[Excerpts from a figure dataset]
-- Begin --

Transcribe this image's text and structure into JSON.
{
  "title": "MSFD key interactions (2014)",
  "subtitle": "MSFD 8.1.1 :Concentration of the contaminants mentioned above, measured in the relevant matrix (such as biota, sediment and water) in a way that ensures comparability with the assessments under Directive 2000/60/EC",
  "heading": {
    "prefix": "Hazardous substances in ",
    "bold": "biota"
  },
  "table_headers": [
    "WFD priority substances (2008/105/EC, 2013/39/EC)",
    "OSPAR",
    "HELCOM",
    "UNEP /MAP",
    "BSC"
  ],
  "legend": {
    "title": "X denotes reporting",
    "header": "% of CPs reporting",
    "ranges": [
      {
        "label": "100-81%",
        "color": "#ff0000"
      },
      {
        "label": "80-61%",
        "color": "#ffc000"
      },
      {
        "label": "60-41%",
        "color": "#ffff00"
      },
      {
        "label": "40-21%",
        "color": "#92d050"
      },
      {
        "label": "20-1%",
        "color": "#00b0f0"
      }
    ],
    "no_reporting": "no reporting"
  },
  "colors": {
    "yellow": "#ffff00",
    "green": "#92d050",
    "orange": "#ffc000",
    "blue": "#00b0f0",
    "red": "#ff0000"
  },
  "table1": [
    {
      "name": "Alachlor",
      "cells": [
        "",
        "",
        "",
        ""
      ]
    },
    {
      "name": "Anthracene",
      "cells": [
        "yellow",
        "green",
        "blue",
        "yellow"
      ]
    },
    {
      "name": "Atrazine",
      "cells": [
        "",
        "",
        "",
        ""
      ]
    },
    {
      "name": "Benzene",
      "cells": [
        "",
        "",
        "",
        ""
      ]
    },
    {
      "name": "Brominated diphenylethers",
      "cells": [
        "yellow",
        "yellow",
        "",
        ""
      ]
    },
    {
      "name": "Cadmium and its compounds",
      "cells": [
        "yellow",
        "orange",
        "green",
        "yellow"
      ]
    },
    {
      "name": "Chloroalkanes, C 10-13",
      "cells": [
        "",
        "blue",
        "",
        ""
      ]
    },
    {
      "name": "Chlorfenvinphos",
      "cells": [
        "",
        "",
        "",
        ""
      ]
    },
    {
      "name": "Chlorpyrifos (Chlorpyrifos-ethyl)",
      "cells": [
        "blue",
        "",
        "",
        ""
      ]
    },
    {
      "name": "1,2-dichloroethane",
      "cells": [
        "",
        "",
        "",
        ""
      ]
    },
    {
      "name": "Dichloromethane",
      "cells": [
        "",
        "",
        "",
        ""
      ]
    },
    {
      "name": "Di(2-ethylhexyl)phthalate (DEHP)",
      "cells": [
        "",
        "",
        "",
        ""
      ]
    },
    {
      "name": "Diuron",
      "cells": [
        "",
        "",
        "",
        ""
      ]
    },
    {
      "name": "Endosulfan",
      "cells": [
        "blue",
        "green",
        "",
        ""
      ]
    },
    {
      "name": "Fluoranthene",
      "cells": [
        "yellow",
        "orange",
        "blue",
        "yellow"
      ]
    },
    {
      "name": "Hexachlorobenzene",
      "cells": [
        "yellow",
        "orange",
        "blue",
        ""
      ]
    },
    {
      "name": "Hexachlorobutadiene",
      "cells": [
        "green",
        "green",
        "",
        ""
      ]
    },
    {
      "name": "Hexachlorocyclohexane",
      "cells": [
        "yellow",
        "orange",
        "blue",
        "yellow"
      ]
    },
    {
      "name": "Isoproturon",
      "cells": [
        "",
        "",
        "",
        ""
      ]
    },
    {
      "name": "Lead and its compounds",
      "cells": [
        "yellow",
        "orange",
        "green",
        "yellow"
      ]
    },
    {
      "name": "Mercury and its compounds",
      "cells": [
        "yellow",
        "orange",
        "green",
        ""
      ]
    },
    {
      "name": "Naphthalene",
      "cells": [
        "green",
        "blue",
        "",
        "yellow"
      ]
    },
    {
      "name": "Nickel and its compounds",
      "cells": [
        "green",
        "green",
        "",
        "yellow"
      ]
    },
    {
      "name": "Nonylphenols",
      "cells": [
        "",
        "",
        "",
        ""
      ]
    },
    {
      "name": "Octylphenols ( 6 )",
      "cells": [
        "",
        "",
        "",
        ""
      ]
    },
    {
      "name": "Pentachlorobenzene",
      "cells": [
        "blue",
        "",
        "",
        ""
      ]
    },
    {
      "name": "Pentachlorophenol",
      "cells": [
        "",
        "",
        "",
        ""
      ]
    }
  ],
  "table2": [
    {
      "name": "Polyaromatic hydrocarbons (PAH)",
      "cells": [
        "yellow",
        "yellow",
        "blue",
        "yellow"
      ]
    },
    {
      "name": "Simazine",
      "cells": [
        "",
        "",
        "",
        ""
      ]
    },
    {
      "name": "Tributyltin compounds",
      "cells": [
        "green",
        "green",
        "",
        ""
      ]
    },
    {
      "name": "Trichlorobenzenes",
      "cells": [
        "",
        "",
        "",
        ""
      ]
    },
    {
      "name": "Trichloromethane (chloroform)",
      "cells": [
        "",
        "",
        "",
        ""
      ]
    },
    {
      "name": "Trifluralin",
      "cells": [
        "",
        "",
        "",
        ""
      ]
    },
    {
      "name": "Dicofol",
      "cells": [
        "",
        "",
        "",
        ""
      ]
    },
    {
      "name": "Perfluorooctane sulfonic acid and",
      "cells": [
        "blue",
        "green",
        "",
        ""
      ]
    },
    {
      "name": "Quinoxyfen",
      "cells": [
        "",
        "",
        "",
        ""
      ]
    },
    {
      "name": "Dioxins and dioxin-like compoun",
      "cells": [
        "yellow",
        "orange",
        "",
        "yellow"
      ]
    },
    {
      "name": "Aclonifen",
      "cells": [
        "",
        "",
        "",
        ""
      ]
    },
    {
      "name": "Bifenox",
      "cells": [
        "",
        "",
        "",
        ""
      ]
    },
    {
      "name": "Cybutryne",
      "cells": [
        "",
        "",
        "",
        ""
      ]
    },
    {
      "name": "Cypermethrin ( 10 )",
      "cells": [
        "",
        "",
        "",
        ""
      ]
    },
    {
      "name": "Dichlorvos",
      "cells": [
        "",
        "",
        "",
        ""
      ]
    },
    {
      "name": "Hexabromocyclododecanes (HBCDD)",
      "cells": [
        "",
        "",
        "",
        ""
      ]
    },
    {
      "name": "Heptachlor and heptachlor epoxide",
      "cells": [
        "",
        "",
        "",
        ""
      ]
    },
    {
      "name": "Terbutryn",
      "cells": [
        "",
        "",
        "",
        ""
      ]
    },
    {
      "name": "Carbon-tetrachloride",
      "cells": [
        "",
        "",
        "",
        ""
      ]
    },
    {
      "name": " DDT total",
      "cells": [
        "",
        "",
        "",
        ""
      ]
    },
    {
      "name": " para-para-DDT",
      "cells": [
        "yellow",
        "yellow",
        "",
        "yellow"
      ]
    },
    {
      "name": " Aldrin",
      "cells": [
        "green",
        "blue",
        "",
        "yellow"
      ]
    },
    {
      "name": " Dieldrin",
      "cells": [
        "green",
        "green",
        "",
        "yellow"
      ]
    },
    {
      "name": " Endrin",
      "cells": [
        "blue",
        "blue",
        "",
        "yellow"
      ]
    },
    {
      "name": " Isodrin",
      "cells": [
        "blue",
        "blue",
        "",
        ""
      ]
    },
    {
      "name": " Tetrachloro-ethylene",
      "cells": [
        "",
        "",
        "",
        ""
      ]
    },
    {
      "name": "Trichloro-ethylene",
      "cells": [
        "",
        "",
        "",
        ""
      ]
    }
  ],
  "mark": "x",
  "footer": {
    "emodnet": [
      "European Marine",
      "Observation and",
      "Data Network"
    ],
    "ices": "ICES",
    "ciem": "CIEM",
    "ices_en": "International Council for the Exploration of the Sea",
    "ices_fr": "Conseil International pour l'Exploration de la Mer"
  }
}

-- End --

# [CHALLENGE]
Reproduce each line of the material above precisely.

# [WRITTEN RESPONSE]
Transcribe this image's text and structure into JSON.
{
  "title": "MSFD key interactions (2014)",
  "subtitle": "MSFD 8.1.1 :Concentration of the contaminants mentioned above, measured in the relevant matrix (such as biota, sediment and water) in a way that ensures comparability with the assessments under Directive 2000/60/EC",
  "heading": {
    "prefix": "Hazardous substances in ",
    "bold": "biota"
  },
  "table_headers": [
    "WFD priority substances (2008/105/EC, 2013/39/EC)",
    "OSPAR",
    "HELCOM",
    "UNEP /MAP",
    "BSC"
  ],
  "legend": {
    "title": "X denotes reporting",
    "header": "% of CPs reporting",
    "ranges": [
      {
        "label": "100-81%",
        "color": "#ff0000"
      },
      {
        "label": "80-61%",
        "color": "#ffc000"
      },
      {
        "label": "60-41%",
        "color": "#ffff00"
      },
      {
        "label": "40-21%",
        "color": "#92d050"
      },
      {
        "label": "20-1%",
        "color": "#00b0f0"
      }
    ],
    "no_reporting": "no reporting"
  },
  "colors": {
    "yellow": "#ffff00",
    "green": "#92d050",
    "orange": "#ffc000",
    "blue": "#00b0f0",
    "red": "#ff0000"
  },
  "table1": [
    {
      "name": "Alachlor",
      "cells": [
        "",
        "",
        "",
        ""
      ]
    },
    {
      "name": "Anthracene",
      "cells": [
        "yellow",
        "green",
        "blue",
        "yellow"
      ]
    },
    {
      "name": "Atrazine",
      "cells": [
        "",
        "",
        "",
        ""
      ]
    },
    {
      "name": "Benzene",
      "cells": [
        "",
        "",
        "",
        ""
      ]
    },
    {
      "name": "Brominated diphenylethers",
      "cells": [
        "yellow",
        "yellow",
        "",
        ""
      ]
    },
    {
      "name": "Cadmium and its compounds",
      "cells": [
        "yellow",
        "orange",
        "green",
        "yellow"
      ]
    },
    {
      "name": "Chloroalkanes, C 10-13",
      "cells": [
        "",
        "blue",
        "",
        ""
      ]
    },
    {
      "name": "Chlorfenvinphos",
      "cells": [
        "",
        "",
        "",
        ""
      ]
    },
    {
      "name": "Chlorpyrifos (Chlorpyrifos-ethyl)",
      "cells": [
        "blue",
        "",
        "",
        ""
      ]
    },
    {
      "name": "1,2-dichloroethane",
      "cells": [
        "",
        "",
        "",
        ""
      ]
    },
    {
      "name": "Dichloromethane",
      "cells": [
        "",
        "",
        "",
        ""
      ]
    },
    {
      "name": "Di(2-ethylhexyl)phthalate (DEHP)",
      "cells": [
        "",
        "",
        "",
        ""
      ]
    },
    {
      "name": "Diuron",
      "cells": [
        "",
        "",
        "",
        ""
      ]
    },
    {
      "name": "Endosulfan",
      "cells": [
        "blue",
        "green",
        "",
        ""
      ]
    },
    {
      "name": "Fluoranthene",
      "cells": [
        "yellow",
        "orange",
        "blue",
        "yellow"
      ]
    },
    {
      "name": "Hexachlorobenzene",
      "cells": [
        "yellow",
        "orange",
        "blue",
        ""
      ]
    },
    {
      "name": "Hexachlorobutadiene",
      "cells": [
        "green",
        "green",
        "",
        ""
      ]
    },
    {
      "name": "Hexachlorocyclohexane",
      "cells": [
        "yellow",
        "orange",
        "blue",
        "yellow"
      ]
    },
    {
      "name": "Isoproturon",
      "cells": [
        "",
        "",
        "",
        ""
      ]
    },
    {
      "name": "Lead and its compounds",
      "cells": [
        "yellow",
        "orange",
        "green",
        "yellow"
      ]
    },
    {
      "name": "Mercury and its compounds",
      "cells": [
        "yellow",
        "orange",
        "green",
        ""
      ]
    },
    {
      "name": "Naphthalene",
      "cells": [
        "green",
        "blue",
        "",
        "yellow"
      ]
    },
    {
      "name": "Nickel and its compounds",
      "cells": [
        "green",
        "green",
        "",
        "yellow"
      ]
    },
    {
      "name": "Nonylphenols",
      "cells": [
        "",
        "",
        "",
        ""
      ]
    },
    {
      "name": "Octylphenols ( 6 )",
      "cells": [
        "",
        "",
        "",
        ""
      ]
    },
    {
      "name": "Pentachlorobenzene",
      "cells": [
        "blue",
        "",
        "",
        ""
      ]
    },
    {
      "name": "Pentachlorophenol",
      "cells": [
        "",
        "",
        "",
        ""
      ]
    }
  ],
  "table2": [
    {
      "name": "Polyaromatic hydrocarbons (PAH)",
      "cells": [
        "yellow",
        "yellow",
        "blue",
        "yellow"
      ]
    },
    {
      "name": "Simazine",
      "cells": [
        "",
        "",
        "",
        ""
      ]
    },
    {
      "name": "Tributyltin compounds",
      "cells": [
        "green",
        "green",
        "",
        ""
      ]
    },
    {
      "name": "Trichlorobenzenes",
      "cells": [
        "",
        "",
        "",
        ""
      ]
    },
    {
      "name": "Trichloromethane (chloroform)",
      "cells": [
        "",
        "",
        "",
        ""
      ]
    },
    {
      "name": "Trifluralin",
      "cells": [
        "",
        "",
        "",
        ""
      ]
    },
    {
      "name": "Dicofol",
      "cells": [
        "",
        "",
        "",
        ""
      ]
    },
    {
      "name": "Perfluorooctane sulfonic acid and",
      "cells": [
        "blue",
        "green",
        "",
        ""
      ]
    },
    {
      "name": "Quinoxyfen",
      "cells": [
        "",
        "",
        "",
        ""
      ]
    },
    {
      "name": "Dioxins and dioxin-like compoun",
      "cells": [
        "yellow",
        "orange",
        "",
        "yellow"
      ]
    },
    {
      "name": "Aclonifen",
      "cells": [
        "",
        "",
        "",
        ""
      ]
    },
    {
      "name": "Bifenox",
      "cells": [
        "",
        "",
        "",
        ""
      ]
    },
    {
      "name": "Cybutryne",
      "cells": [
        "",
        "",
        "",
        ""
      ]
    },
    {
      "name": "Cypermethrin ( 10 )",
      "cells": [
        "",
        "",
        "",
        ""
      ]
    },
    {
      "name": "Dichlorvos",
      "cells": [
        "",
        "",
        "",
        ""
      ]
    },
    {
      "name": "Hexabromocyclododecanes (HBCDD)",
      "cells": [
        "",
        "",
        "",
        ""
      ]
    },
    {
      "name": "Heptachlor and heptachlor epoxide",
      "cells": [
        "",
        "",
        "",
        ""
      ]
    },
    {
      "name": "Terbutryn",
      "cells": [
        "",
        "",
        "",
        ""
      ]
    },
    {
      "name": "Carbon-tetrachloride",
      "cells": [
        "",
        "",
        "",
        ""
      ]
    },
    {
      "name": " DDT total",
      "cells": [
        "",
        "",
        "",
        ""
      ]
    },
    {
      "name": " para-para-DDT",
      "cells": [
        "yellow",
        "yellow",
        "",
        "yellow"
      ]
    },
    {
      "name": " Aldrin",
      "cells": [
        "green",
        "blue",
        "",
        "yellow"
      ]
    },
    {
      "name": " Dieldrin",
      "cells": [
        "green",
        "green",
        "",
        "yellow"
      ]
    },
    {
      "name": " Endrin",
      "cells": [
        "blue",
        "blue",
        "",
        "yellow"
      ]
    },
    {
      "name": " Isodrin",
      "cells": [
        "blue",
        "blue",
        "",
        ""
      ]
    },
    {
      "name": " Tetrachloro-ethylene",
      "cells": [
        "",
        "",
        "",
        ""
      ]
    },
    {
      "name": "Trichloro-ethylene",
      "cells": [
        "",
        "",
        "",
        ""
      ]
    }
  ],
  "mark": "x",
  "footer": {
    "emodnet": [
      "European Marine",
      "Observation and",
      "Data Network"
    ],
    "ices": "ICES",
    "ciem": "CIEM",
    "ices_en": "International Council for the Exploration of the Sea",
    "ices_fr": "Conseil International pour l'Exploration de la Mer"
  }
}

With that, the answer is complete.